• _The problem_
Using the data beneath, show every line that includes the word "greatest".

[Data excerpts]
● ● ● ●
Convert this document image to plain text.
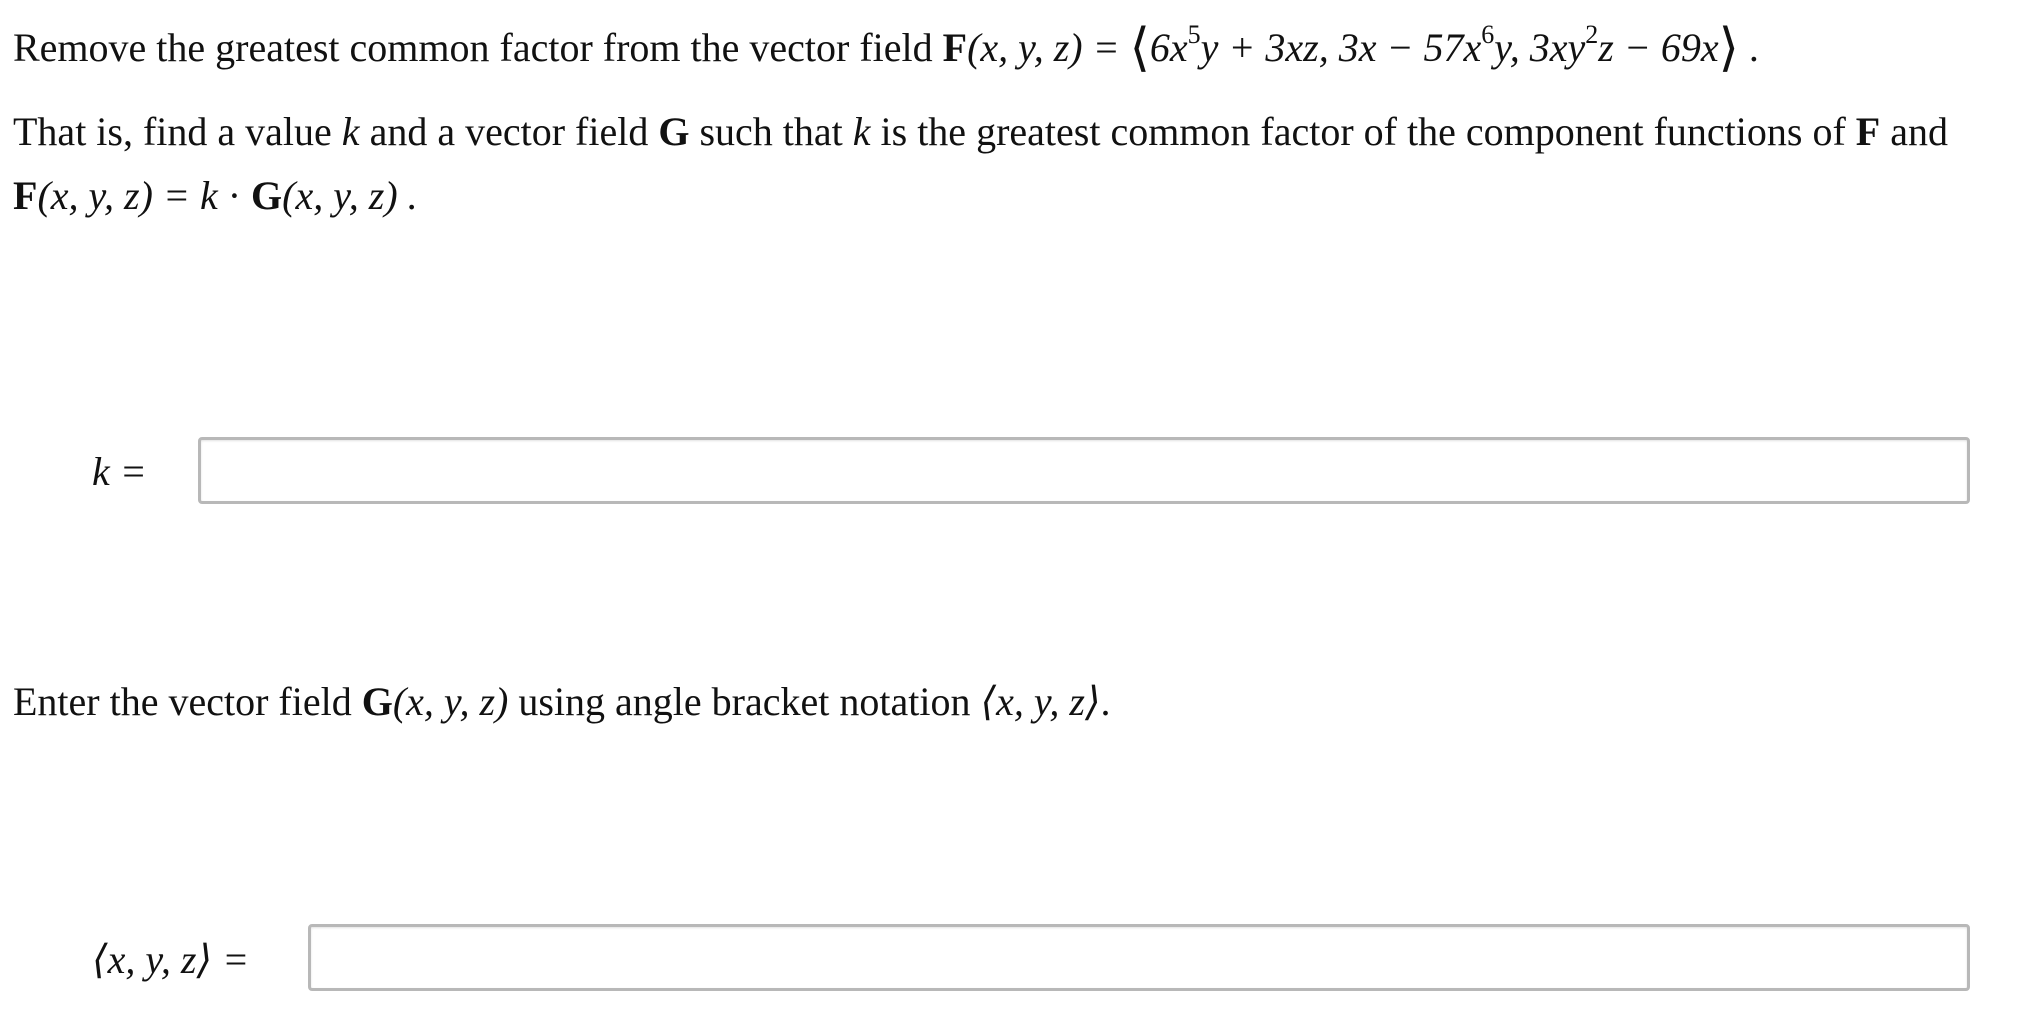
Remove the greatest common factor from the vector field F(x, y, $z) = ⟨6x^5y + 3xz$, $3x - 57x^6y$, $3xy^2z$ − 69x⟩ .
That is, find a value k and a vector field G such that k is the greatest common factor of the component functions of F and
F(x, y, z) = k · G(x, y, z) .
k =
Enter the vector field G(x, y, z) using angle bracket notation ⟨x, y, z⟩.
⟨x, y, z⟩ =
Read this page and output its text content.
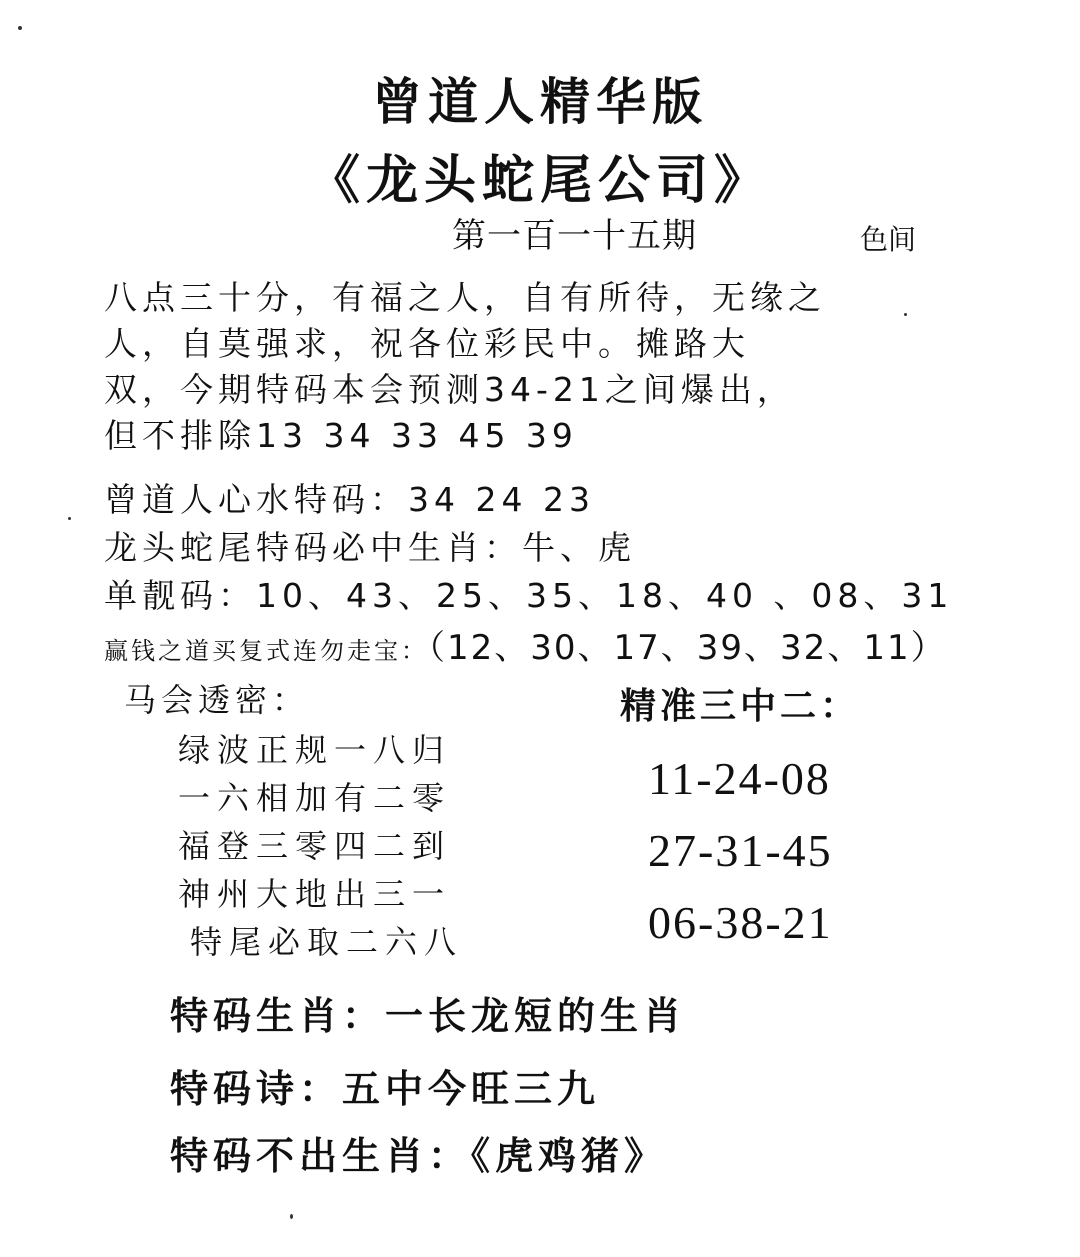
曾道人精华版
《龙头蛇尾公司》
第一百一十五期	色间
八点三十分，有福之人，自有所待，无缘之
人，自莫强求，祝各位彩民中。摊路大
双，今期特码本会预测34-21之间爆出，
但不排除13 34 33 45 39
曾道人心水特码：34 24 23
龙头蛇尾特码必中生肖：牛、虎
单靓码：10、43、25、35、18、40 、08、31
赢钱之道买复式连勿走宝：（12、30、17、39、32、11）
马会透密：	精准三中二：
绿波正规一八归
一六相加有二零
福登三零四二到
神州大地出三一
特尾必取二六八
11-24-08
27-31-45
06-38-21
特码生肖：一长龙短的生肖
特码诗：五中今旺三九
特码不出生肖：《虎鸡猪》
● ● ● ●
• _Answer_
Remove the greatest common factor from the vector field F(x, y, $z) = ⟨6x^5y + 3xz$, $3x - 57x^6y$, $3xy^2z$ − 69x⟩ .
That is, find a value k and a vector field G such that k is the greatest common factor of the component functions of F and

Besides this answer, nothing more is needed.